*Work instructions*: The records below must be transcribed exactly. Do not include the pictures.

Figure collection entries:
━━━━━━━━━━━━━━━━━━━━
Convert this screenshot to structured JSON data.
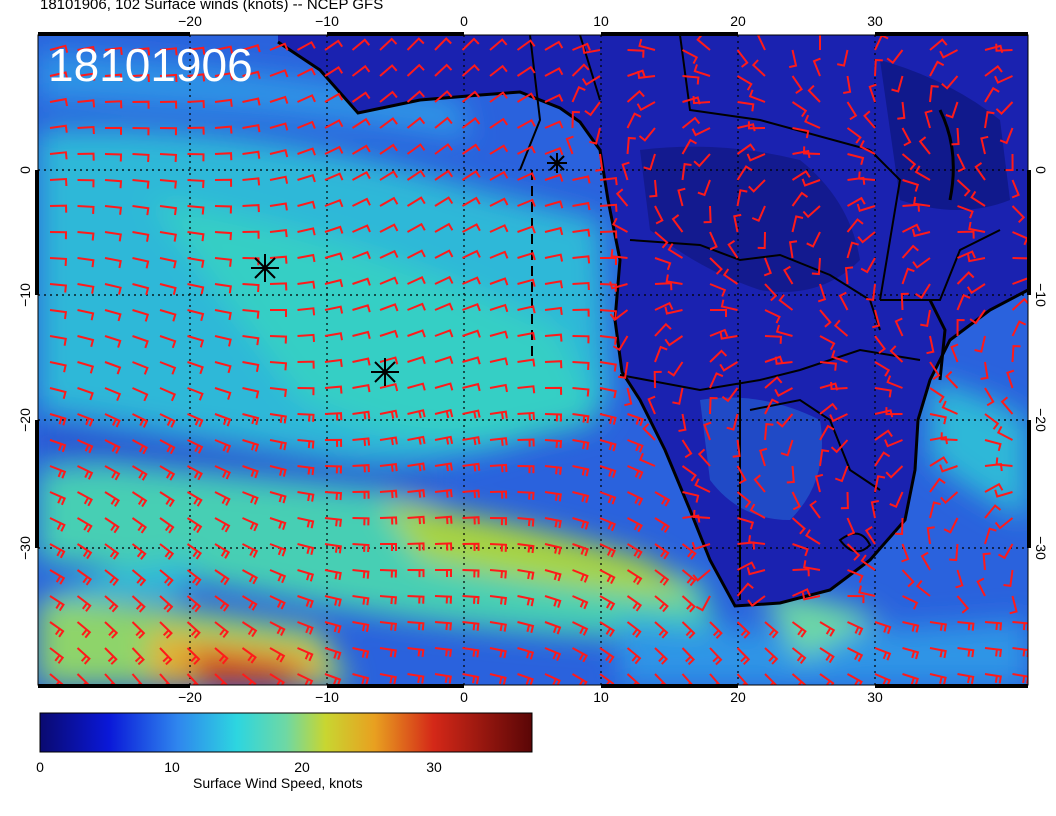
{
  "header": {
    "title": "18101906, 102 Surface winds (knots) -- NCEP GFS"
  },
  "map": {
    "stamp": "18101906",
    "lon_ticks": [
      "−20",
      "−10",
      "0",
      "10",
      "20",
      "30"
    ],
    "lat_ticks": [
      "0",
      "−10",
      "−20",
      "−30"
    ],
    "colors": {
      "land_deep": "#1a1fa8",
      "ocean_calm": "#2f6be0",
      "ocean_mid": "#2fc6cf",
      "ocean_strong": "#c8d631",
      "max": "#c41a10",
      "barb": "#ff1a1a",
      "coast": "#000000"
    }
  },
  "colorbar": {
    "title": "Surface Wind Speed, knots",
    "ticks": [
      "0",
      "10",
      "20",
      "30"
    ],
    "range": [
      0,
      36
    ]
  }
}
━━━━━━━━━━━━━━━━━━━━
*Solved exercise*:
Convert this screenshot to structured JSON data.
{
  "header": {
    "title": "18101906, 102 Surface winds (knots) -- NCEP GFS"
  },
  "map": {
    "stamp": "18101906",
    "lon_ticks": [
      "−20",
      "−10",
      "0",
      "10",
      "20",
      "30"
    ],
    "lat_ticks": [
      "0",
      "−10",
      "−20",
      "−30"
    ],
    "colors": {
      "land_deep": "#1a1fa8",
      "ocean_calm": "#2f6be0",
      "ocean_mid": "#2fc6cf",
      "ocean_strong": "#c8d631",
      "max": "#c41a10",
      "barb": "#ff1a1a",
      "coast": "#000000"
    }
  },
  "colorbar": {
    "title": "Surface Wind Speed, knots",
    "ticks": [
      "0",
      "10",
      "20",
      "30"
    ],
    "range": [
      0,
      36
    ]
  }
}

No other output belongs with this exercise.